▶ _Set task_
Restate all of the entries exactly, dropping any pictures they hold.

▶ _Records for the exercise_
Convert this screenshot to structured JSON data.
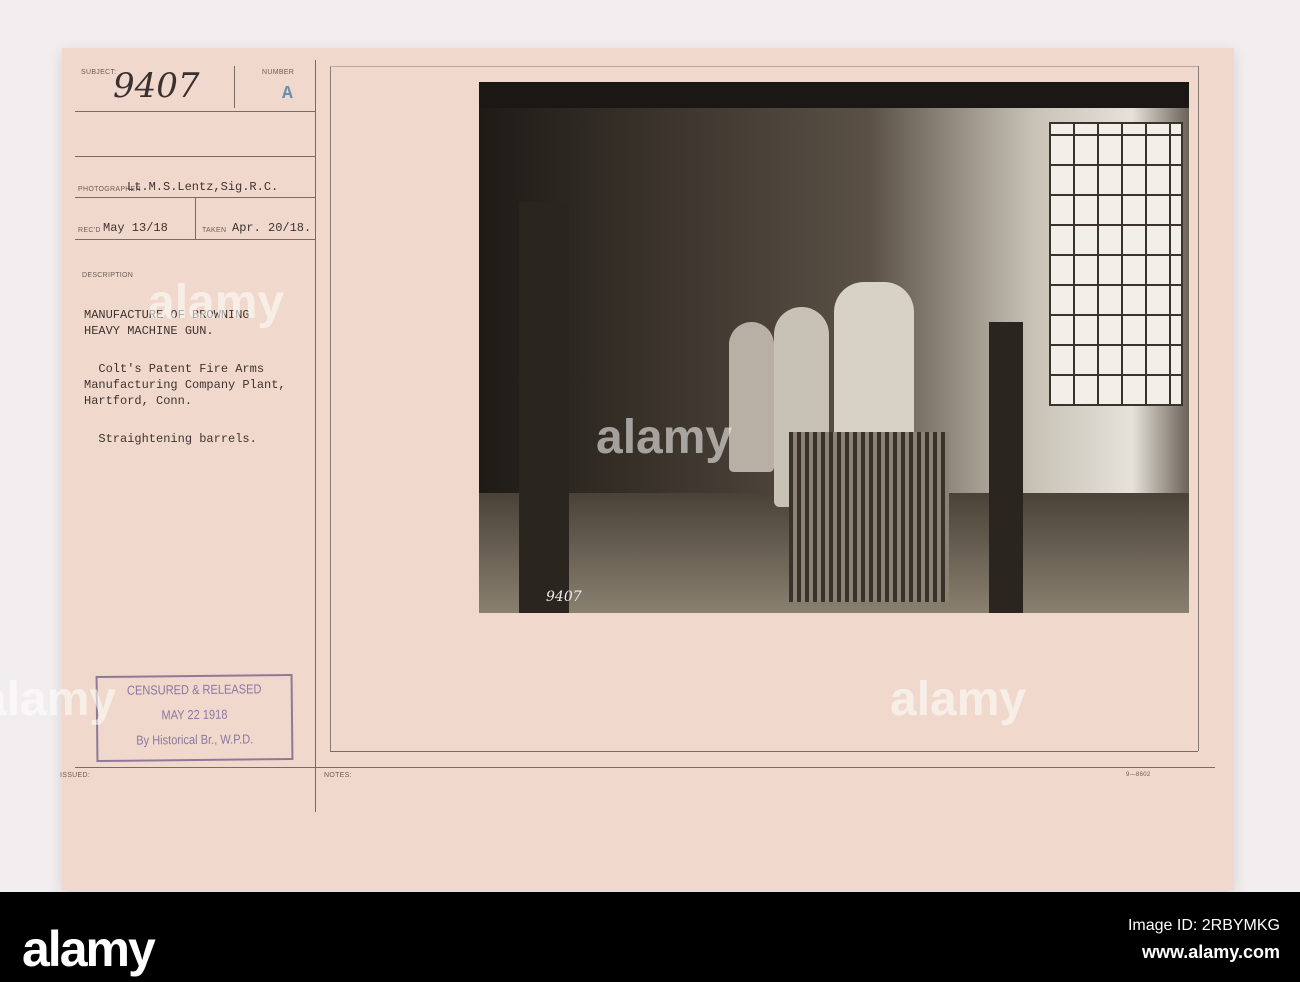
{
  "card": {
    "subject_label": "SUBJECT:",
    "subject_value": "9407",
    "number_label": "NUMBER",
    "number_value": "A",
    "photographer_label": "PHOTOGRAPHER",
    "photographer_value": "Lt.M.S.Lentz,Sig.R.C.",
    "recd_label": "REC'D",
    "recd_value": "May 13/18",
    "taken_label": "TAKEN",
    "taken_value": "Apr. 20/18.",
    "description_label": "DESCRIPTION",
    "description_lines": [
      "MANUFACTURE OF BROWNING",
      "HEAVY MACHINE GUN.",
      "  Colt's Patent Fire Arms",
      "Manufacturing Company Plant,",
      "Hartford, Conn.",
      "  Straightening barrels."
    ],
    "issued_label": "ISSUED:",
    "notes_label": "NOTES:",
    "form_number": "9—8602",
    "photo_marking": "9407"
  },
  "stamp": {
    "line1": "CENSURED & RELEASED",
    "line2": "MAY 22 1918",
    "line3": "By Historical Br., W.P.D."
  },
  "footer": {
    "logo": "alamy",
    "image_id": "Image ID: 2RBYMKG",
    "url": "www.alamy.com"
  },
  "watermark": "alamy"
}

▶ _Solution to this problem_
Convert this screenshot to structured JSON data.
{
  "card": {
    "subject_label": "SUBJECT:",
    "subject_value": "9407",
    "number_label": "NUMBER",
    "number_value": "A",
    "photographer_label": "PHOTOGRAPHER",
    "photographer_value": "Lt.M.S.Lentz,Sig.R.C.",
    "recd_label": "REC'D",
    "recd_value": "May 13/18",
    "taken_label": "TAKEN",
    "taken_value": "Apr. 20/18.",
    "description_label": "DESCRIPTION",
    "description_lines": [
      "MANUFACTURE OF BROWNING",
      "HEAVY MACHINE GUN.",
      "  Colt's Patent Fire Arms",
      "Manufacturing Company Plant,",
      "Hartford, Conn.",
      "  Straightening barrels."
    ],
    "issued_label": "ISSUED:",
    "notes_label": "NOTES:",
    "form_number": "9—8602",
    "photo_marking": "9407"
  },
  "stamp": {
    "line1": "CENSURED & RELEASED",
    "line2": "MAY 22 1918",
    "line3": "By Historical Br., W.P.D."
  },
  "footer": {
    "logo": "alamy",
    "image_id": "Image ID: 2RBYMKG",
    "url": "www.alamy.com"
  },
  "watermark": "alamy"
}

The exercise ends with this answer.